• WHAT IS EXPECTED: Go through the entries and say how many lines contain the string "JSON". The number is the whole answer.

• STORED DATA:
==========

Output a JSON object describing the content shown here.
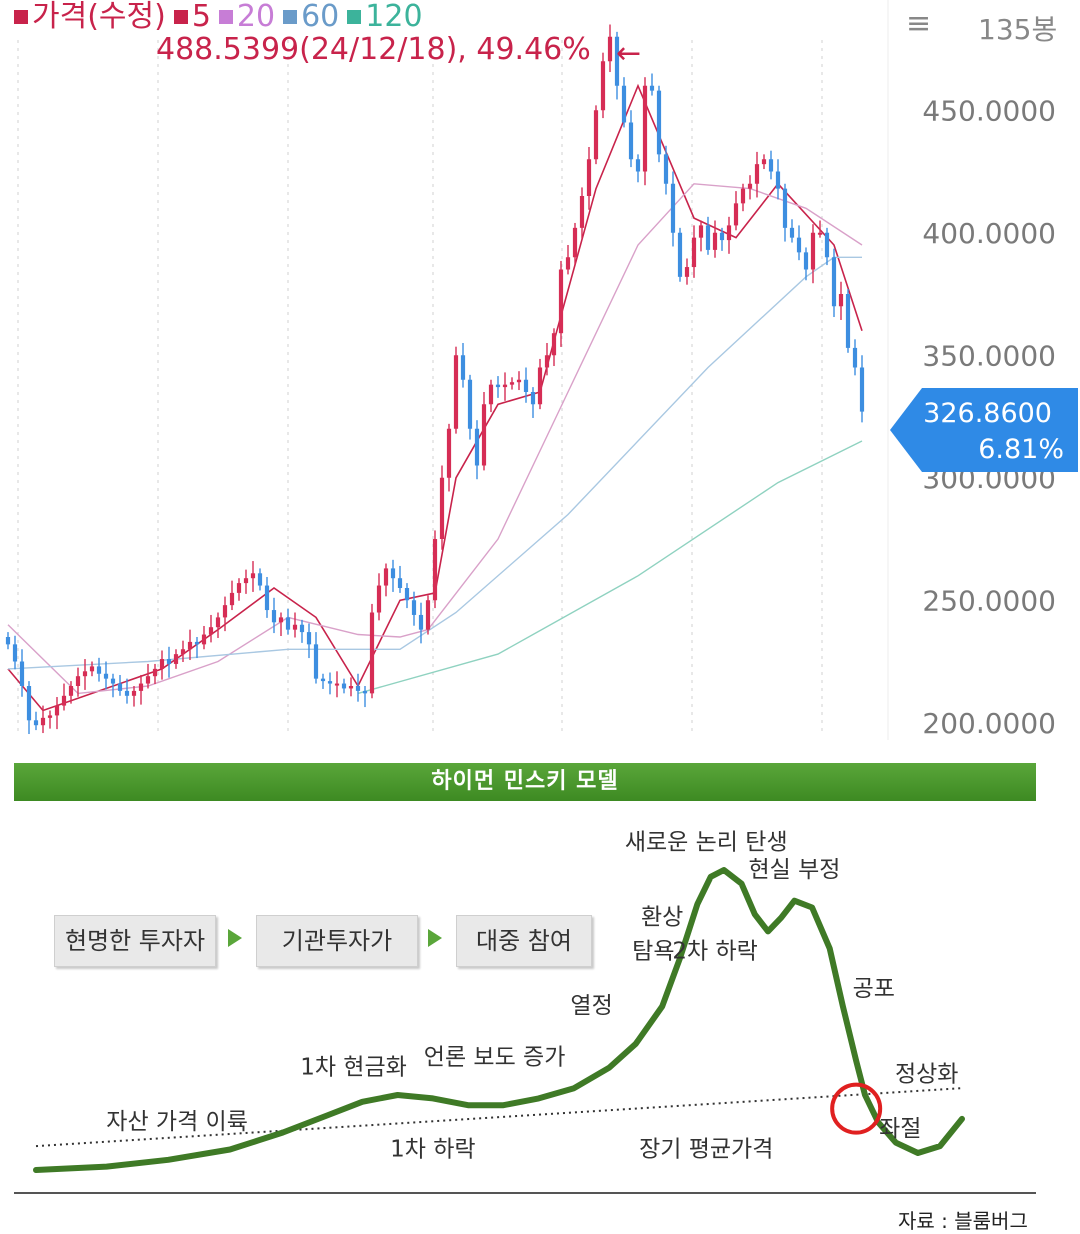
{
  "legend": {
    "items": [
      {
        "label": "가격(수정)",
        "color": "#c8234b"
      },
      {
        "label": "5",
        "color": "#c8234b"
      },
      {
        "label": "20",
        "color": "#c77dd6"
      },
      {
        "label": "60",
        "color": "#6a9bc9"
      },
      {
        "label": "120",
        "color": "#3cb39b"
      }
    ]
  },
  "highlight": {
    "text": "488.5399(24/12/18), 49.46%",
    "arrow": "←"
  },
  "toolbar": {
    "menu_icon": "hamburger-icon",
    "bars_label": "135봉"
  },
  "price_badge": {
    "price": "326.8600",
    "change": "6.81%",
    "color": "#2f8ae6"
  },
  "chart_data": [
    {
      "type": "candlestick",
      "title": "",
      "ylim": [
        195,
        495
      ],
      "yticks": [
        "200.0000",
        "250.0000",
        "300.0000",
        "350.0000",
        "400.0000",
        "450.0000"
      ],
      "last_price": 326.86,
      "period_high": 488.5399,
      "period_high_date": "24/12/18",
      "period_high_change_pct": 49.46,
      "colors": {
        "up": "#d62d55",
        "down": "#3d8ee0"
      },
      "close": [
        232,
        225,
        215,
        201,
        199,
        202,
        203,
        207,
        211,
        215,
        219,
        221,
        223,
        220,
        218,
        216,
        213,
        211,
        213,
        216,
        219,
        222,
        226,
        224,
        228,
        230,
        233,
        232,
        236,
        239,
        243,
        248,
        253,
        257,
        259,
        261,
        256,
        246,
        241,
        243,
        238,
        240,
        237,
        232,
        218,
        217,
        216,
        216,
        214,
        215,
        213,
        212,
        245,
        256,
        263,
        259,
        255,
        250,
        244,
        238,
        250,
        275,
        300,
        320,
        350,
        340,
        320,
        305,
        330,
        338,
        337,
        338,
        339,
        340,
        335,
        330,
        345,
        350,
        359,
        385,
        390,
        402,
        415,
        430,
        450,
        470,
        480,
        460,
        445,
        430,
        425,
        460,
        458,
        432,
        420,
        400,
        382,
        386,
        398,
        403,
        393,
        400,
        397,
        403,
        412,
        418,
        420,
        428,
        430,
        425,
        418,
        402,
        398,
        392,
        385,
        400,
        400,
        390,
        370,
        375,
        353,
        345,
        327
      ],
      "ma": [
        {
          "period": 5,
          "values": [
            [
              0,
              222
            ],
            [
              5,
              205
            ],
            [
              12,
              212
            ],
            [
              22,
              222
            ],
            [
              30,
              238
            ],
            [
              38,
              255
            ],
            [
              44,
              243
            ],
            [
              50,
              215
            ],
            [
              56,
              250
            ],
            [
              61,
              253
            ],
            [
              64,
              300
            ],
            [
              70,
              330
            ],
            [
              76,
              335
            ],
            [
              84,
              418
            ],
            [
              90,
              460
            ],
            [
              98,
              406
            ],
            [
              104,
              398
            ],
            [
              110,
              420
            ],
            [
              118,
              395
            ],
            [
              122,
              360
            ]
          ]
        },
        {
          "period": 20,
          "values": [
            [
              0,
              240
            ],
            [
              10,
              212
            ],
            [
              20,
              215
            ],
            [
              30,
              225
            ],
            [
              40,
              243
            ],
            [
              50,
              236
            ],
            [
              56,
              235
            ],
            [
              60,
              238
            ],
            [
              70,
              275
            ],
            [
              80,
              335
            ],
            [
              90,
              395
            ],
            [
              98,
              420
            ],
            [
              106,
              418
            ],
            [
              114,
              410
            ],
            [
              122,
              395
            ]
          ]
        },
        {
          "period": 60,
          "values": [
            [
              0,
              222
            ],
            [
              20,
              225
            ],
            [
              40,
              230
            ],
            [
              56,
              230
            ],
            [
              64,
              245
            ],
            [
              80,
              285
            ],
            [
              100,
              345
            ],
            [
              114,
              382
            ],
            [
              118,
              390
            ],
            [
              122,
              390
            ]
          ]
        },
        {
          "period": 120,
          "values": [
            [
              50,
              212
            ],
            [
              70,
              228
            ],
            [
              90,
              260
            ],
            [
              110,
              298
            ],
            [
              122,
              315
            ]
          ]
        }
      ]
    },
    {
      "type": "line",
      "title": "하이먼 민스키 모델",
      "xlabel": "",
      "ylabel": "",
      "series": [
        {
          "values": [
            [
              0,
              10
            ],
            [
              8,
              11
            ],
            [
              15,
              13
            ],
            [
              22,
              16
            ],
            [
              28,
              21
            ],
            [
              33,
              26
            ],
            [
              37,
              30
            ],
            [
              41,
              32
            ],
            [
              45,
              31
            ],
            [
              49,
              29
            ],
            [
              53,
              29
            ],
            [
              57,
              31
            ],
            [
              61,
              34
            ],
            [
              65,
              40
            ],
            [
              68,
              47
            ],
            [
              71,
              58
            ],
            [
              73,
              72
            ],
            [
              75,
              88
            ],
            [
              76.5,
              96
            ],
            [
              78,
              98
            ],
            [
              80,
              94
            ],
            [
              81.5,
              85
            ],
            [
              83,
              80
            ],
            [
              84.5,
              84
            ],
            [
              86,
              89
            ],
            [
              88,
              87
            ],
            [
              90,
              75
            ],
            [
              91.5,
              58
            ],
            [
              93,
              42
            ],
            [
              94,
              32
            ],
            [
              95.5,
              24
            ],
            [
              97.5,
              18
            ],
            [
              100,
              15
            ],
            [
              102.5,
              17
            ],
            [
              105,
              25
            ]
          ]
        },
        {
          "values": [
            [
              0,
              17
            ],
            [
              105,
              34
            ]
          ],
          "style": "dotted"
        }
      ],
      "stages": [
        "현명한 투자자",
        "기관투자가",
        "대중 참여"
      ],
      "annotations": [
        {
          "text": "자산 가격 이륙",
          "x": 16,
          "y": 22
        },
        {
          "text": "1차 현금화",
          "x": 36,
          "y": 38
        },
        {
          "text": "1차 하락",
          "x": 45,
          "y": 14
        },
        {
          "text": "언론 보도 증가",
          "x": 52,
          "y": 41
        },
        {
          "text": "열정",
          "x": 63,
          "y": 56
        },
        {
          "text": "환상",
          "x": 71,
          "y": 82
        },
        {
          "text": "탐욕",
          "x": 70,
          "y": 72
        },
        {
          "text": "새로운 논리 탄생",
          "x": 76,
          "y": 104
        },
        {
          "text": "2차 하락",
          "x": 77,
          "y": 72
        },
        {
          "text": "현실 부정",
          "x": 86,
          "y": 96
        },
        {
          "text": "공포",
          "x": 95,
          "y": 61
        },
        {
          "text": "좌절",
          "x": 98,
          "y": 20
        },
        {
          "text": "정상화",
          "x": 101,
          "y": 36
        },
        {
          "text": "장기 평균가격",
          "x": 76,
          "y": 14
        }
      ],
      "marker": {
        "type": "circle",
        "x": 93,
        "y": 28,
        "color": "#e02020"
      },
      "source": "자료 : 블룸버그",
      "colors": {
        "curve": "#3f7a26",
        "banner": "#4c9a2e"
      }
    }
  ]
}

==========

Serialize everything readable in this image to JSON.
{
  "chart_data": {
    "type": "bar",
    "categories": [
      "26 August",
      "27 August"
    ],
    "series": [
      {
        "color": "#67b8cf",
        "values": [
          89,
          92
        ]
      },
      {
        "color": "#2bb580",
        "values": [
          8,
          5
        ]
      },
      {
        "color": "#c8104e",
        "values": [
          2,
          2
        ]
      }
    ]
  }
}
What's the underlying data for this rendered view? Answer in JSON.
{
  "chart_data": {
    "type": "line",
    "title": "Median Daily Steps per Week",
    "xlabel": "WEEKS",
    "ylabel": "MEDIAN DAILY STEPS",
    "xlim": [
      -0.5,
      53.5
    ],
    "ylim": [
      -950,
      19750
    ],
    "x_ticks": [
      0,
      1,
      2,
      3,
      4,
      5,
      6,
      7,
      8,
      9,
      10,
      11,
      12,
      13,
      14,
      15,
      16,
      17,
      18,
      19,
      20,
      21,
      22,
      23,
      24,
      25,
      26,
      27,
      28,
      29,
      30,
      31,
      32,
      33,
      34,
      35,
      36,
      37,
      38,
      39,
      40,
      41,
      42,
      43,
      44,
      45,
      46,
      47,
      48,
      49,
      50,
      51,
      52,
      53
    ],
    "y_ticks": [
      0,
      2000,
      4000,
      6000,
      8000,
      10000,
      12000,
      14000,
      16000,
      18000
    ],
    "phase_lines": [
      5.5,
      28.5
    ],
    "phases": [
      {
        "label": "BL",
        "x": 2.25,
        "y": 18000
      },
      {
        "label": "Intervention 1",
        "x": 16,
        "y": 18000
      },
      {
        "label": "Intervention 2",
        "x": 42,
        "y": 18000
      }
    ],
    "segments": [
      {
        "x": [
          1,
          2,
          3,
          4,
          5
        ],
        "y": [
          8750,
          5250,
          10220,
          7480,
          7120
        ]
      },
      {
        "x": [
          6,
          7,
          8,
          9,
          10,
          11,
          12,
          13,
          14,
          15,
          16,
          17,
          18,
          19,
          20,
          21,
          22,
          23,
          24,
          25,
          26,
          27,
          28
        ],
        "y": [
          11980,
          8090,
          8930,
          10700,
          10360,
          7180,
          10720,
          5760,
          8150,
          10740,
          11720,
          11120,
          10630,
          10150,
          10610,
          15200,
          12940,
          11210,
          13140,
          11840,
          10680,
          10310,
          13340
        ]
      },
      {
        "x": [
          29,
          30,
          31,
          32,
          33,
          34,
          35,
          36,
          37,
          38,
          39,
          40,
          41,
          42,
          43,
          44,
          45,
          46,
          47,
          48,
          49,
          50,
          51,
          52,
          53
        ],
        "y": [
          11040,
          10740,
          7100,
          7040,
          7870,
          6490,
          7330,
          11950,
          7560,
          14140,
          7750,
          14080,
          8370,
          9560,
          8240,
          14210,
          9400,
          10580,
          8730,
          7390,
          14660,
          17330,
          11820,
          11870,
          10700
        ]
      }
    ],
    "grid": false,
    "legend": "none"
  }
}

==========

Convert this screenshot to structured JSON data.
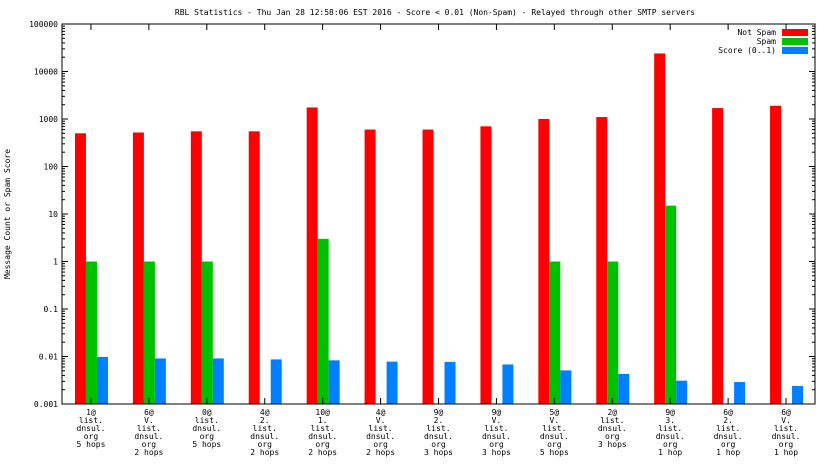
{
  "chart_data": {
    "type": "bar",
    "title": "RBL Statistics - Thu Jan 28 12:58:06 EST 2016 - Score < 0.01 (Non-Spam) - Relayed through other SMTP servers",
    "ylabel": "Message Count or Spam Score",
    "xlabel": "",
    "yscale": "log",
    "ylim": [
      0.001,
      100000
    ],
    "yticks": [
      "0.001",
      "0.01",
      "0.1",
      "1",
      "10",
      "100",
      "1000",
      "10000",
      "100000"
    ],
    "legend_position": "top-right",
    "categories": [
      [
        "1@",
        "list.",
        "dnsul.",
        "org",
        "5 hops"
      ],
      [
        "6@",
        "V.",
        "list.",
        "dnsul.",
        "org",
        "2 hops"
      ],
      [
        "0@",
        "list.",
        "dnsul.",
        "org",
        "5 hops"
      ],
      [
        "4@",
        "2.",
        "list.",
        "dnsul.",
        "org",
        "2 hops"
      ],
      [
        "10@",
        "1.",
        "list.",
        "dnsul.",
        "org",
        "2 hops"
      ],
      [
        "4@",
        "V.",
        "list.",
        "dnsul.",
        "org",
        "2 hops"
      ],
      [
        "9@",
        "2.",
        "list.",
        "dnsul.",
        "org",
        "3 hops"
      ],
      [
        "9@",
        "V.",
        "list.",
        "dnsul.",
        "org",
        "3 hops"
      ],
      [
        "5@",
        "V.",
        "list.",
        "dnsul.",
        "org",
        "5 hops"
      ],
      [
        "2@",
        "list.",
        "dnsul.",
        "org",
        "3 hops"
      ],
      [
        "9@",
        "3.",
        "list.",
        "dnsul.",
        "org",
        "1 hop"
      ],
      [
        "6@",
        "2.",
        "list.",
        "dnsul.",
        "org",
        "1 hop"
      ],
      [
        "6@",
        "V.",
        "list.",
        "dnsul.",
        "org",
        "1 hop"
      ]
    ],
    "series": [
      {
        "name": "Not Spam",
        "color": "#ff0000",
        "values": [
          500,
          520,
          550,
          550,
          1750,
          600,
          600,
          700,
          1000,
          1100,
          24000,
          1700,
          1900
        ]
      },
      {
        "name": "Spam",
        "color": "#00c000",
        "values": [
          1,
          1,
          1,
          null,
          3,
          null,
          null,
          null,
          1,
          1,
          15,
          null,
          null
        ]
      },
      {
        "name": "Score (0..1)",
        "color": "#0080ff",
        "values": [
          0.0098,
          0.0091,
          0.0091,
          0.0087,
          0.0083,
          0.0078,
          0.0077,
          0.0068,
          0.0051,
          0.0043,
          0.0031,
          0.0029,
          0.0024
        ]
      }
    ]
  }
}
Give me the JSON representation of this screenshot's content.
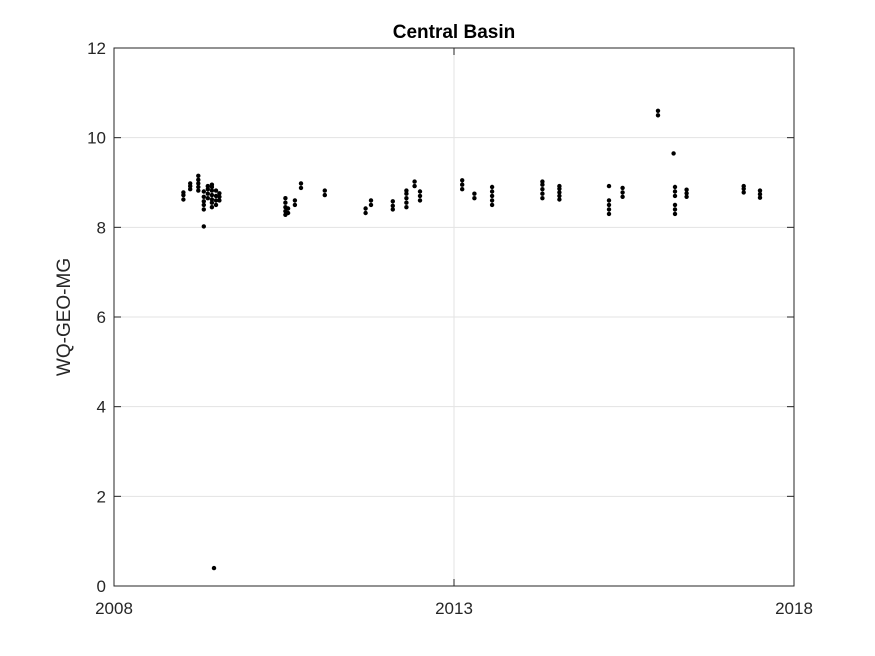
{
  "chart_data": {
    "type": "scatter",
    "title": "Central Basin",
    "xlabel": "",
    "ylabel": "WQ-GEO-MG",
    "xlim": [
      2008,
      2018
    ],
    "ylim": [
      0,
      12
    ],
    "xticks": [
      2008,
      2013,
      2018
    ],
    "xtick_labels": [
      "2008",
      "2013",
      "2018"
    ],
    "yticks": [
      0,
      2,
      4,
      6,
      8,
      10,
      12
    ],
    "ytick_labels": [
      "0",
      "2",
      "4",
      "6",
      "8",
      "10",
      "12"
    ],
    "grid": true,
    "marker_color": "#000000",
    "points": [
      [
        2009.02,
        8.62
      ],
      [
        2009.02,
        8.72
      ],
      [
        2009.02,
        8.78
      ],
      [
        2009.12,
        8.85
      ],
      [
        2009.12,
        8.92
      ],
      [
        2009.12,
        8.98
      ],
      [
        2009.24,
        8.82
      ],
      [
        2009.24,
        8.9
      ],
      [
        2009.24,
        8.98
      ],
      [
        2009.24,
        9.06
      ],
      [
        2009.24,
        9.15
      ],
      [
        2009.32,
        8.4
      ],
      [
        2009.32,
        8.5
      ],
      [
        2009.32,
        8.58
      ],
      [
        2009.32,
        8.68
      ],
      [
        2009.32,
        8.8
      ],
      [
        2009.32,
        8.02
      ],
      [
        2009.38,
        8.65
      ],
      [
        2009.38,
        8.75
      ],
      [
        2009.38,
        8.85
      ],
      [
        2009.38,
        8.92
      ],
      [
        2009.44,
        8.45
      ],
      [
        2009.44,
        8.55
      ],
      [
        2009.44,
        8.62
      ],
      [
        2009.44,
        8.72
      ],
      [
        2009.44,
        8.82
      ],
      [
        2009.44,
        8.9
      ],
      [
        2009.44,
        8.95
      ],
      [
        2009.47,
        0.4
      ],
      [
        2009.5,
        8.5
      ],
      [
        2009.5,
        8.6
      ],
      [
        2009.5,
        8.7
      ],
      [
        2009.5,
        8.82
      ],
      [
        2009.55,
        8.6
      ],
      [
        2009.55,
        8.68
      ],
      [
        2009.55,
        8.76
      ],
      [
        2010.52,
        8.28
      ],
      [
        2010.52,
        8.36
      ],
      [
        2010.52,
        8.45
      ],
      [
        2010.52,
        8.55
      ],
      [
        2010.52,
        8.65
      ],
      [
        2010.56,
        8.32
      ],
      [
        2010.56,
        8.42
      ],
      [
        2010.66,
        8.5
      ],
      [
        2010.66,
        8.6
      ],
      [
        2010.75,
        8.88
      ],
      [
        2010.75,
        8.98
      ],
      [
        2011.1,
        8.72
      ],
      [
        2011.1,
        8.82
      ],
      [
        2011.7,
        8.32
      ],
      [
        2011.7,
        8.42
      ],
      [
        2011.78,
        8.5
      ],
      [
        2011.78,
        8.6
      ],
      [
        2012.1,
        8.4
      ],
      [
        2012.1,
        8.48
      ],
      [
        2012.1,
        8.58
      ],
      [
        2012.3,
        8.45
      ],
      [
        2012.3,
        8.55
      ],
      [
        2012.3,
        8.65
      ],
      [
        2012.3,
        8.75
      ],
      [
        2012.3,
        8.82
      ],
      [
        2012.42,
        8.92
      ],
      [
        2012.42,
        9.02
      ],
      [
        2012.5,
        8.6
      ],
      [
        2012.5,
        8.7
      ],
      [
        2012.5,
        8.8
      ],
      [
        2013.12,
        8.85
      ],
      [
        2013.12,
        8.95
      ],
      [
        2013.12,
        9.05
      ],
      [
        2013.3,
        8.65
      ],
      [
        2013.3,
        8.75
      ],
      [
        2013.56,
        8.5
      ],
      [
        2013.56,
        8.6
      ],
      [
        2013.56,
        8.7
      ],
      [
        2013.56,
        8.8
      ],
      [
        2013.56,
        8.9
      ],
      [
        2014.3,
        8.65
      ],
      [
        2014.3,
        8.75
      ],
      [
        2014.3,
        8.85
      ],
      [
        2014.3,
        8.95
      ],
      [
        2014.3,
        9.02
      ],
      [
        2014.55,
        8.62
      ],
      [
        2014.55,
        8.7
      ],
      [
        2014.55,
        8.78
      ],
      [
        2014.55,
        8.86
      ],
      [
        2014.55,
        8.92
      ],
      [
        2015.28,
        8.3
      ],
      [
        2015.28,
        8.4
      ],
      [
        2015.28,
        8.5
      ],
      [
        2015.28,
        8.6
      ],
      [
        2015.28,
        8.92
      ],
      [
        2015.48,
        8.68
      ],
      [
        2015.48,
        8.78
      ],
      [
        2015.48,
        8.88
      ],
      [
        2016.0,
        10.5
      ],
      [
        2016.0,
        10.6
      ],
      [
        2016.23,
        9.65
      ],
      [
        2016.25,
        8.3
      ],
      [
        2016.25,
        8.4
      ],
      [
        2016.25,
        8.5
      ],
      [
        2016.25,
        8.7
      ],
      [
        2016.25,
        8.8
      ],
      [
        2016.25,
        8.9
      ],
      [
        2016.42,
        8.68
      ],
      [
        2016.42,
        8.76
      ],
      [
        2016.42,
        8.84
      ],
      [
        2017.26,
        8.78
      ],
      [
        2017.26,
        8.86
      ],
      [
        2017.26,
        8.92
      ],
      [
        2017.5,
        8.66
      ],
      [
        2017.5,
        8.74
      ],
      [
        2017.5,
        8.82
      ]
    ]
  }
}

==========

• RESULT FOR THIS EXERCISE: 5